Passage:
Microsoft Access: Import CSV file from a list of multiple files - vba

I have a huge file around 10 GB in *.csv format. It is data from 1960 to present date for different regions. I was able to break down the file by the regions. There are about 8000 regions and I split the file by regions so I have 8000 files about 2 MB each.
I was wondering what would be the most efficient way to create a Access database system to look up data for each region. Is it by:
Separating the file into small files (i.e by each region 8000 files) by region name and importing them to access each time, OR
Splitting them into constant sizes about 1 GB each and querying them.
In either case, how do I import the files to Access?

As you may be aware, an Access database file is limited to 2GB in size, so you almost certainly won't be able to keep all of the information in one file. Even if it did just barely fit, keeping that much information in a single Access database file would likely be rather slow to work with.
Depending on the "shape" of your data there may be other limits in Access that could cause difficulties in your particular situation. For example, a table (or query) is limited to 255 columns. If you haven't done so already, take a look at the Access specifications before proceeding too much further with this.
And in any case, consider using another database as the back-end. Your data may even be too large for single database in SQL Server Express Edition (maximum of 10GB total size per database, as I recall), but even if you had to split the data into two SQL Express databases it would be easier to deal with than a dozen (or more?) Access databases.
Bear in mind that if you use a different database back-end you may still be able to use Access as a query and reporting tool (via ODBC linked tables).

Data provided:
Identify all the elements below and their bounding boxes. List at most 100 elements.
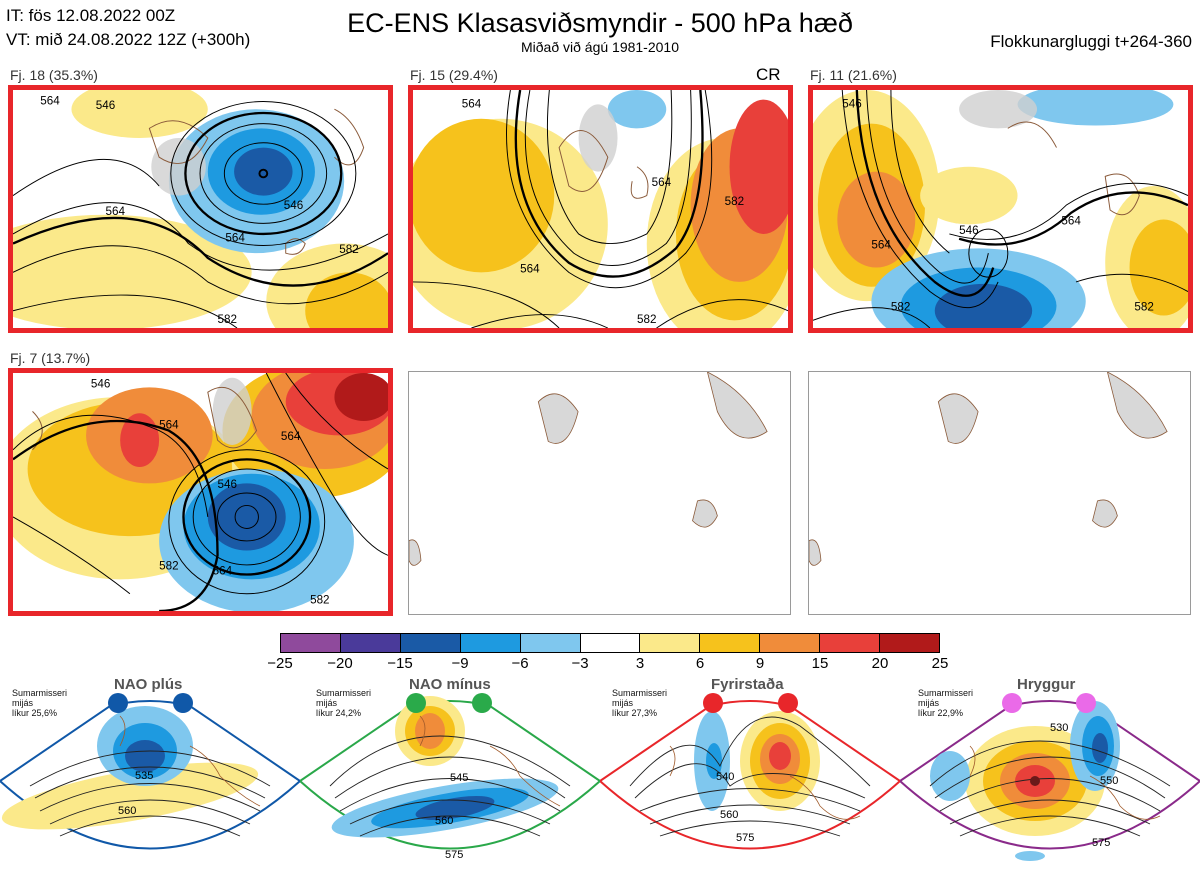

Work to do:
1. Print the part of the Access import thread between "I was wondering" and "files to Access?", inclusive.
2. In the Access import thread, how many columns can a table or query hold at most?

Solutions to the tasks:
1.
I was wondering what would be the most efficient way to create a Access database system to look up data for each region. Is it by:
Separating the file into small files (i.e by each region 8000 files) by region name and importing them to access each time, OR
Splitting them into constant sizes about 1 GB each and querying them.
In either case, how do I import the files to Access?

2. 255 columns.